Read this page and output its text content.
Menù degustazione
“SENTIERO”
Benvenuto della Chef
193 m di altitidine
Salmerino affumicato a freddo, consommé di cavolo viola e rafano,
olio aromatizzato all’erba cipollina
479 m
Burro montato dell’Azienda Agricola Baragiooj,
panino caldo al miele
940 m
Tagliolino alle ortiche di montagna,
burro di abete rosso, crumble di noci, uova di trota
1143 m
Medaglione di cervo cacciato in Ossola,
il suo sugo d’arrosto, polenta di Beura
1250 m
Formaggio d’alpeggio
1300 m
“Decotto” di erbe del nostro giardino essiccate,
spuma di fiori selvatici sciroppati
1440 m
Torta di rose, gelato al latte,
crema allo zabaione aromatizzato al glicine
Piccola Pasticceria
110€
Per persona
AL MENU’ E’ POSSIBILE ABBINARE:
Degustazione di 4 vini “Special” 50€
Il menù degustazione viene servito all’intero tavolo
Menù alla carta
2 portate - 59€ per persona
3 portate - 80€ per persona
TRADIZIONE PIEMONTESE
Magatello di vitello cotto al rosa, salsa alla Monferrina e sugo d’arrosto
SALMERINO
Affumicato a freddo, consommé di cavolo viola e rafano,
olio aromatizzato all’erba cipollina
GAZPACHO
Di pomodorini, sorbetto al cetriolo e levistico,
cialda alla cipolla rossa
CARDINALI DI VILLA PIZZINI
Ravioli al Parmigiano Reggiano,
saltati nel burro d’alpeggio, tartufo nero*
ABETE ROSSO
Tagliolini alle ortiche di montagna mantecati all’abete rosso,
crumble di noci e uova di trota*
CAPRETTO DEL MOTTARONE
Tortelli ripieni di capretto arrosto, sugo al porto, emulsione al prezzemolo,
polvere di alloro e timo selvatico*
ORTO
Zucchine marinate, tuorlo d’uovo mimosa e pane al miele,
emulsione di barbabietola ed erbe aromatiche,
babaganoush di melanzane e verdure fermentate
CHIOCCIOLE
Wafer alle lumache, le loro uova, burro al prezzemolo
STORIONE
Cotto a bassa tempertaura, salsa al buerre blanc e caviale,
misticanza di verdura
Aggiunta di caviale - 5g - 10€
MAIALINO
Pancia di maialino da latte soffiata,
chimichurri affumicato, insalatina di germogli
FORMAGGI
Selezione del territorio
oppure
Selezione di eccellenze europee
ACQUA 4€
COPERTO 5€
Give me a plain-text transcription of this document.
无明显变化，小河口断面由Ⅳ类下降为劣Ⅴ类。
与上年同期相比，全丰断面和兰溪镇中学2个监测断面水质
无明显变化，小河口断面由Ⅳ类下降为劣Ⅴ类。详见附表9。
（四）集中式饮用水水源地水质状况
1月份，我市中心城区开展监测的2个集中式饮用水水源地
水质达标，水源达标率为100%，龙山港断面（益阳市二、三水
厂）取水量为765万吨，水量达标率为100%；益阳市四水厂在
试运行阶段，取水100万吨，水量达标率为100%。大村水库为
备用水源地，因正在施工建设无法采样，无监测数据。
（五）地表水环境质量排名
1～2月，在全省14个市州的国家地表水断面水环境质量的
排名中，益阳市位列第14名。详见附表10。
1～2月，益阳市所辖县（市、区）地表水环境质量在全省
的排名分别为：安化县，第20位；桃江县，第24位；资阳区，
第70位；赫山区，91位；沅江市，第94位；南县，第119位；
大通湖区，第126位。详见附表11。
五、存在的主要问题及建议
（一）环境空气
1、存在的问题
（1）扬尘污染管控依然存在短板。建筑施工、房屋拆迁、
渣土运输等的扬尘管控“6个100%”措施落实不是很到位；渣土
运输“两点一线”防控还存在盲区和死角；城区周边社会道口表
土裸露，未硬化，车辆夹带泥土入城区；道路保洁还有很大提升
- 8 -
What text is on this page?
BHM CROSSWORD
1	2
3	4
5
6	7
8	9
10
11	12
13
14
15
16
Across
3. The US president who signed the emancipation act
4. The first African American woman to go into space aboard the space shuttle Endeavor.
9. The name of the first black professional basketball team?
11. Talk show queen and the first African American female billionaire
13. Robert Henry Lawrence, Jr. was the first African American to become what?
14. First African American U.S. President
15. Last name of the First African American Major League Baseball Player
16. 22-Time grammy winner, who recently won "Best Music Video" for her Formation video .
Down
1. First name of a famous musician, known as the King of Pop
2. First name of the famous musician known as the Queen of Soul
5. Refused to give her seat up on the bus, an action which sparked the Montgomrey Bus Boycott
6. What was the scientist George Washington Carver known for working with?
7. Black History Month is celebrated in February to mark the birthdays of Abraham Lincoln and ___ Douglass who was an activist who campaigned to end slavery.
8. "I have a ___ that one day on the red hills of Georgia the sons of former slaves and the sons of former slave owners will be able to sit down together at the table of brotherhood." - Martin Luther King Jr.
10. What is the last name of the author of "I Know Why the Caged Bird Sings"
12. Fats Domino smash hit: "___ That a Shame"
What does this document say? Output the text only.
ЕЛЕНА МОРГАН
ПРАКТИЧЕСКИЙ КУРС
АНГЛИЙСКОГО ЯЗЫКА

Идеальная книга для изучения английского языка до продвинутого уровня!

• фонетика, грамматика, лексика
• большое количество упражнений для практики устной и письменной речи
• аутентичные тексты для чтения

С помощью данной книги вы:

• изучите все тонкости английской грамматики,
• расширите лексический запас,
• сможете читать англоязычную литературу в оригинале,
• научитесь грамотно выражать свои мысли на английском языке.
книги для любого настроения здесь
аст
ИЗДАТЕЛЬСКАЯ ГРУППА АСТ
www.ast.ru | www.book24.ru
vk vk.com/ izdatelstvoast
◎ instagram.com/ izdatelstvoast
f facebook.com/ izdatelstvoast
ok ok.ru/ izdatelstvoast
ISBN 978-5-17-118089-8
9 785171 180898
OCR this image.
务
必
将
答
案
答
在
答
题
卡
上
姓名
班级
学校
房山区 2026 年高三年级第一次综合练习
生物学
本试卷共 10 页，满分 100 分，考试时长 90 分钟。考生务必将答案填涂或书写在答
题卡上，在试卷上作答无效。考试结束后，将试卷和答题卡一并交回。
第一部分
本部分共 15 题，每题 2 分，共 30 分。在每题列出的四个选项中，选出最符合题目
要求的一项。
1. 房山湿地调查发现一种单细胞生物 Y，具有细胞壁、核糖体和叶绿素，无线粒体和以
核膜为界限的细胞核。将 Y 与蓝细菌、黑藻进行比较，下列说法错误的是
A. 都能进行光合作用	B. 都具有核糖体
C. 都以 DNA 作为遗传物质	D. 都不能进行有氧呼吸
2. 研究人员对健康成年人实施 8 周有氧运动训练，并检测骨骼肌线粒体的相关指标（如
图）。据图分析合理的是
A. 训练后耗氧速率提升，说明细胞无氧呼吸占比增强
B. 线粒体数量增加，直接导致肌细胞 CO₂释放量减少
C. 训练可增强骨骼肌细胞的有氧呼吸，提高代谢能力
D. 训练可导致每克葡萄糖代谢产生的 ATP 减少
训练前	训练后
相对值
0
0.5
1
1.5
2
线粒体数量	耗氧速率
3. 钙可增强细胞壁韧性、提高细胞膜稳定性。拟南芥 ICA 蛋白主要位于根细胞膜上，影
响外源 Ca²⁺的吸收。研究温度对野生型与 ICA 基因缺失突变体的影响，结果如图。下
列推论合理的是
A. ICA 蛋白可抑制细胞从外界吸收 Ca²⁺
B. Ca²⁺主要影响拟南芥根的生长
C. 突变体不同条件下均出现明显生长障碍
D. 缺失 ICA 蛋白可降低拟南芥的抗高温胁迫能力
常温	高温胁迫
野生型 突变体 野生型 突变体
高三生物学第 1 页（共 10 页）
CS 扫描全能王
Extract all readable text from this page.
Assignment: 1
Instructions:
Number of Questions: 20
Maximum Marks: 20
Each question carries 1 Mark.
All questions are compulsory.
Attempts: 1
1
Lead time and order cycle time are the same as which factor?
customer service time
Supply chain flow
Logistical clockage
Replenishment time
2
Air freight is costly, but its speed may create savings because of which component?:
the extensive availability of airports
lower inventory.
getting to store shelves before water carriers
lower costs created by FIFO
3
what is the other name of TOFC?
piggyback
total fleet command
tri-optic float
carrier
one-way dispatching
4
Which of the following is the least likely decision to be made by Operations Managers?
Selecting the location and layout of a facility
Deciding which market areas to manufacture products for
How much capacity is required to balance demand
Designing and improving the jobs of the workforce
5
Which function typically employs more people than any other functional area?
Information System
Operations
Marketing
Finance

--------------------

[OBJECTIVE] Count up every line above that has the word "uova" in it; answer with the number alone.

[COMPLETED EXERCISE] 3